# Instruction
Write down every entry below once more, exactly.

□ □ □ □

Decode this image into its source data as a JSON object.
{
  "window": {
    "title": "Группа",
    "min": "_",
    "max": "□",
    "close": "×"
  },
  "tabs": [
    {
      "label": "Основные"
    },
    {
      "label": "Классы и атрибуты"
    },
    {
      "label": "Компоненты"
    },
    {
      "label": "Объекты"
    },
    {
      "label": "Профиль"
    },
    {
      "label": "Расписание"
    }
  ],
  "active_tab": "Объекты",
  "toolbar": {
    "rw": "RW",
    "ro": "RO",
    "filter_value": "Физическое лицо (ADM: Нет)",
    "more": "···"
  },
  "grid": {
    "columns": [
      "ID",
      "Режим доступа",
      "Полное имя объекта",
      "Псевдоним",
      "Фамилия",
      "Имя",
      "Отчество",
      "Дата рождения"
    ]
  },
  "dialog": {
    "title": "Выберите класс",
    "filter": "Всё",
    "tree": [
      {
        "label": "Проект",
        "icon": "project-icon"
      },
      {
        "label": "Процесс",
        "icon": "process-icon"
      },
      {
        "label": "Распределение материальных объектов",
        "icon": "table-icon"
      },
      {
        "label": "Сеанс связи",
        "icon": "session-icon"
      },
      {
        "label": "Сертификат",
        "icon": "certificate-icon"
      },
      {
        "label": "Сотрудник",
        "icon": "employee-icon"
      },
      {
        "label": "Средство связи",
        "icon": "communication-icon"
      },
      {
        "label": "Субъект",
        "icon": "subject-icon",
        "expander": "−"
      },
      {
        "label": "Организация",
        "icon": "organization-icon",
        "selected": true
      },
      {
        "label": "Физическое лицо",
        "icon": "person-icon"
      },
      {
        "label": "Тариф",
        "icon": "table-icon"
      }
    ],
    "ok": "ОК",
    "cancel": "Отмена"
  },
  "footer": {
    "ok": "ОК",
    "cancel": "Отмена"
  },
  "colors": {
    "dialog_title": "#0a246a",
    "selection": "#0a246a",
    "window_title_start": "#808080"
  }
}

□ □ □ □

# Exercise response
Decode this image into its source data as a JSON object.
{
  "window": {
    "title": "Группа",
    "min": "_",
    "max": "□",
    "close": "×"
  },
  "tabs": [
    {
      "label": "Основные"
    },
    {
      "label": "Классы и атрибуты"
    },
    {
      "label": "Компоненты"
    },
    {
      "label": "Объекты"
    },
    {
      "label": "Профиль"
    },
    {
      "label": "Расписание"
    }
  ],
  "active_tab": "Объекты",
  "toolbar": {
    "rw": "RW",
    "ro": "RO",
    "filter_value": "Физическое лицо (ADM: Нет)",
    "more": "···"
  },
  "grid": {
    "columns": [
      "ID",
      "Режим доступа",
      "Полное имя объекта",
      "Псевдоним",
      "Фамилия",
      "Имя",
      "Отчество",
      "Дата рождения"
    ]
  },
  "dialog": {
    "title": "Выберите класс",
    "filter": "Всё",
    "tree": [
      {
        "label": "Проект",
        "icon": "project-icon"
      },
      {
        "label": "Процесс",
        "icon": "process-icon"
      },
      {
        "label": "Распределение материальных объектов",
        "icon": "table-icon"
      },
      {
        "label": "Сеанс связи",
        "icon": "session-icon"
      },
      {
        "label": "Сертификат",
        "icon": "certificate-icon"
      },
      {
        "label": "Сотрудник",
        "icon": "employee-icon"
      },
      {
        "label": "Средство связи",
        "icon": "communication-icon"
      },
      {
        "label": "Субъект",
        "icon": "subject-icon",
        "expander": "−"
      },
      {
        "label": "Организация",
        "icon": "organization-icon",
        "selected": true
      },
      {
        "label": "Физическое лицо",
        "icon": "person-icon"
      },
      {
        "label": "Тариф",
        "icon": "table-icon"
      }
    ],
    "ok": "ОК",
    "cancel": "Отмена"
  },
  "footer": {
    "ok": "ОК",
    "cancel": "Отмена"
  },
  "colors": {
    "dialog_title": "#0a246a",
    "selection": "#0a246a",
    "window_title_start": "#808080"
  }
}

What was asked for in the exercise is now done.